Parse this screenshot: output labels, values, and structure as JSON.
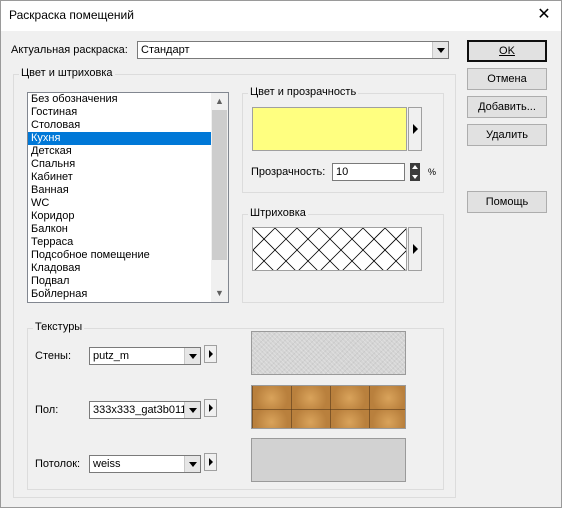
{
  "window": {
    "title": "Раскраска помещений",
    "close_glyph": "✕"
  },
  "current": {
    "label": "Актуальная раскраска:",
    "value": "Стандарт"
  },
  "buttons": {
    "ok": "OK",
    "cancel": "Отмена",
    "add": "Добавить...",
    "delete": "Удалить",
    "help": "Помощь"
  },
  "color_hatch_group": {
    "title": "Цвет и штриховка",
    "rooms": [
      "Без обозначения",
      "Гостиная",
      "Столовая",
      "Кухня",
      "Детская",
      "Спальня",
      "Кабинет",
      "Ванная",
      "WC",
      "Коридор",
      "Балкон",
      "Терраса",
      "Подсобное помещение",
      "Кладовая",
      "Подвал",
      "Бойлерная"
    ],
    "selected_index": 3
  },
  "color_group": {
    "title": "Цвет и прозрачность",
    "swatch_color": "#ffff80",
    "transparency_label": "Прозрачность:",
    "transparency_value": "10",
    "unit": "%"
  },
  "hatch_group": {
    "title": "Штриховка",
    "pattern": "diagonal-cross"
  },
  "textures_group": {
    "title": "Текстуры",
    "walls_label": "Стены:",
    "walls_value": "putz_m",
    "floor_label": "Пол:",
    "floor_value": "333x333_gat3b011",
    "ceiling_label": "Потолок:",
    "ceiling_value": "weiss"
  },
  "colors": {
    "selection": "#0078d7",
    "dialog_bg": "#f0f0f0"
  }
}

**The task**
Using the records above, say how many lines include the string "title". Only the number is wanted.

**Answer to the problem**
5